Transcribe all of the material below word for word and leave out its pictures.

___ ENTRIES SHOWN

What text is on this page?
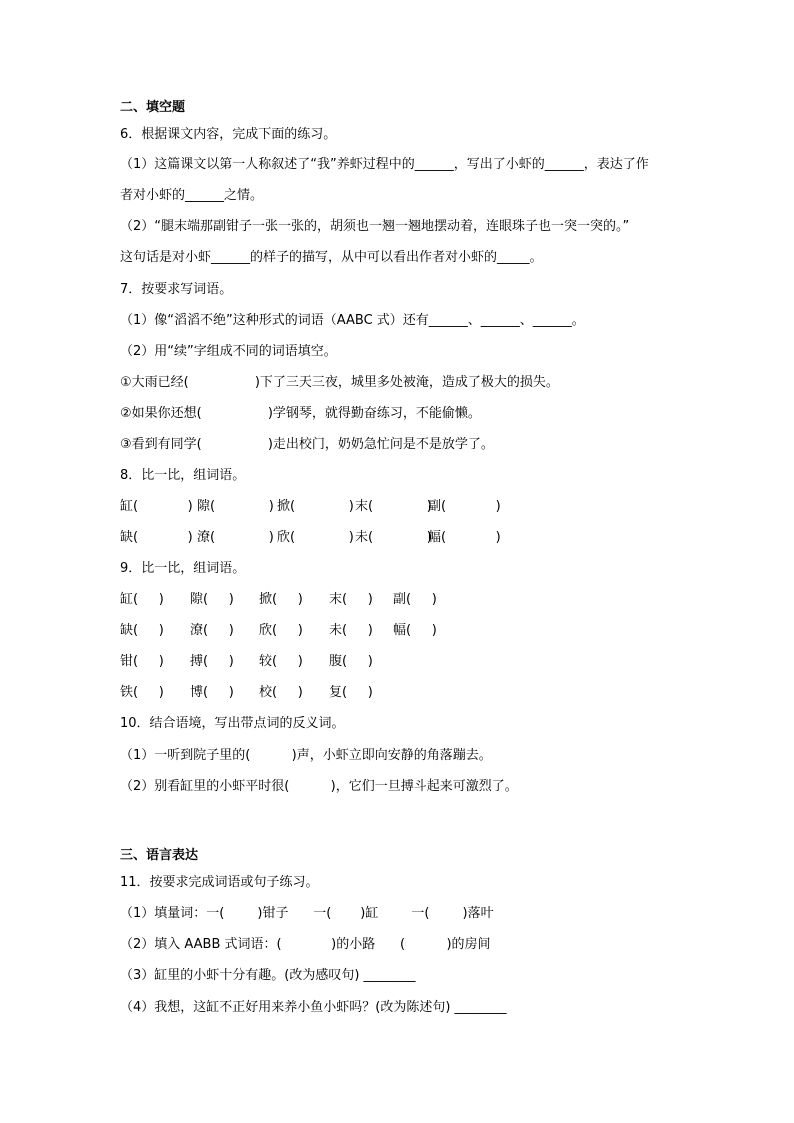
二、填空题
6．根据课文内容，完成下面的练习。
（1）这篇课文以第一人称叙述了“我”养虾过程中的______，写出了小虾的______，表达了作
者对小虾的______之情。
（2）“腿末端那副钳子一张一张的，胡须也一翘一翘地摆动着，连眼珠子也一突一突的。”
这句话是对小虾______的样子的描写，从中可以看出作者对小虾的_____。
7．按要求写词语。
（1）像“滔滔不绝”这种形式的词语（AABC 式）还有______、______、______。
（2）用“续”字组成不同的词语填空。
①大雨已经(                )下了三天三夜，城里多处被淹，造成了极大的损失。
②如果你还想(                )学钢琴，就得勤奋练习，不能偷懒。
③看到有同学(                )走出校门，奶奶急忙问是不是放学了。
8．比一比，组词语。
缸(            ) 隙(             ) 掀(             ) 末(             )
副(            )
缺(            ) 潦(             ) 欣(             ) 未(             )
幅(            )
9．比一比，组词语。
缸(     ) 隙(     ) 掀(     ) 末(     ) 副(     )
缺(     ) 潦(     ) 欣(     ) 未(     ) 幅(     )
钳(     ) 搏(     ) 较(     ) 腹(     )
铁(     ) 博(     ) 校(     ) 复(     )
10．结合语境，写出带点词的反义词。
（1）一听到院子里的(          )声，小虾立即向安静的角落蹦去。
（2）别看缸里的小虾平时很(          )，它们一旦搏斗起来可激烈了。
三、语言表达
11．按要求完成词语或句子练习。
（1）填量词：一(        )钳子      一(       )缸        一(        )落叶
（2）填入 AABB 式词语：(            )的小路      (          )的房间
（3）缸里的小虾十分有趣。(改为感叹句) ________
（4）我想，这缸不正好用来养小鱼小虾吗？(改为陈述句) ________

______

- EXERCISE RESULT:
What text is on this page?
二、填空题
6．根据课文内容，完成下面的练习。
（1）这篇课文以第一人称叙述了“我”养虾过程中的______，写出了小虾的______，表达了作
者对小虾的______之情。
（2）“腿末端那副钳子一张一张的，胡须也一翘一翘地摆动着，连眼珠子也一突一突的。”
这句话是对小虾______的样子的描写，从中可以看出作者对小虾的_____。
7．按要求写词语。
（1）像“滔滔不绝”这种形式的词语（AABC 式）还有______、______、______。
（2）用“续”字组成不同的词语填空。
①大雨已经(                )下了三天三夜，城里多处被淹，造成了极大的损失。
②如果你还想(                )学钢琴，就得勤奋练习，不能偷懒。
③看到有同学(                )走出校门，奶奶急忙问是不是放学了。
8．比一比，组词语。
缸(            ) 隙(             ) 掀(             ) 末(             )
副(            )
缺(            ) 潦(             ) 欣(             ) 未(             )
幅(            )
9．比一比，组词语。
缸(     ) 隙(     ) 掀(     ) 末(     ) 副(     )
缺(     ) 潦(     ) 欣(     ) 未(     ) 幅(     )
钳(     ) 搏(     ) 较(     ) 腹(     )
铁(     ) 博(     ) 校(     ) 复(     )
10．结合语境，写出带点词的反义词。
（1）一听到院子里的(          )声，小虾立即向安静的角落蹦去。
（2）别看缸里的小虾平时很(          )，它们一旦搏斗起来可激烈了。
三、语言表达
11．按要求完成词语或句子练习。
（1）填量词：一(        )钳子      一(       )缸        一(        )落叶
（2）填入 AABB 式词语：(            )的小路      (          )的房间
（3）缸里的小虾十分有趣。(改为感叹句) ________
（4）我想，这缸不正好用来养小鱼小虾吗？(改为陈述句) ________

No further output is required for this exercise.